## TASK TO COMPLETE
Would you copy the full listing that follows without changing a thing?

## DATASET
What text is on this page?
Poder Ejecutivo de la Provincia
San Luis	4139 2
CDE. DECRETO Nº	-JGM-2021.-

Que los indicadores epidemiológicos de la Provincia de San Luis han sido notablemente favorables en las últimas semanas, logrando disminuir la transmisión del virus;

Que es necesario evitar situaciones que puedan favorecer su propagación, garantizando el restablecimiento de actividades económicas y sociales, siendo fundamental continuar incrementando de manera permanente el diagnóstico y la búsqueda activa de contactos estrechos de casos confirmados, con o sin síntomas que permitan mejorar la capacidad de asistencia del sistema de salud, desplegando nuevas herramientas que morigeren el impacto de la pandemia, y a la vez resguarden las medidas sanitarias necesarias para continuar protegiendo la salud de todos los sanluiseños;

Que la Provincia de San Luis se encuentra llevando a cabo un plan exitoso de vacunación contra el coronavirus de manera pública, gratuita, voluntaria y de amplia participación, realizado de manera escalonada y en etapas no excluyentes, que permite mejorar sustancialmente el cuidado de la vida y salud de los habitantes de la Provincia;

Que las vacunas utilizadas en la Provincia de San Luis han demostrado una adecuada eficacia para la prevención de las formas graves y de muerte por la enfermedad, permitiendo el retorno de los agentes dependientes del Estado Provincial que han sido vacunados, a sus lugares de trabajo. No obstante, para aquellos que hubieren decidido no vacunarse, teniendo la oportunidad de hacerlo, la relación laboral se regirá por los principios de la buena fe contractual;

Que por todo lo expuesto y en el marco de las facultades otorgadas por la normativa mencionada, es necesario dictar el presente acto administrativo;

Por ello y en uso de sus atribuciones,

## EXERCISE ANSWER
What text is on this page?
Poder Ejecutivo de la Provincia
San Luis	4139 2
CDE. DECRETO Nº	-JGM-2021.-

Que los indicadores epidemiológicos de la Provincia de San Luis han sido notablemente favorables en las últimas semanas, logrando disminuir la transmisión del virus;

Que es necesario evitar situaciones que puedan favorecer su propagación, garantizando el restablecimiento de actividades económicas y sociales, siendo fundamental continuar incrementando de manera permanente el diagnóstico y la búsqueda activa de contactos estrechos de casos confirmados, con o sin síntomas que permitan mejorar la capacidad de asistencia del sistema de salud, desplegando nuevas herramientas que morigeren el impacto de la pandemia, y a la vez resguarden las medidas sanitarias necesarias para continuar protegiendo la salud de todos los sanluiseños;

Que la Provincia de San Luis se encuentra llevando a cabo un plan exitoso de vacunación contra el coronavirus de manera pública, gratuita, voluntaria y de amplia participación, realizado de manera escalonada y en etapas no excluyentes, que permite mejorar sustancialmente el cuidado de la vida y salud de los habitantes de la Provincia;

Que las vacunas utilizadas en la Provincia de San Luis han demostrado una adecuada eficacia para la prevención de las formas graves y de muerte por la enfermedad, permitiendo el retorno de los agentes dependientes del Estado Provincial que han sido vacunados, a sus lugares de trabajo. No obstante, para aquellos que hubieren decidido no vacunarse, teniendo la oportunidad de hacerlo, la relación laboral se regirá por los principios de la buena fe contractual;

Que por todo lo expuesto y en el marco de las facultades otorgadas por la normativa mencionada, es necesario dictar el presente acto administrativo;

Por ello y en uso de sus atribuciones,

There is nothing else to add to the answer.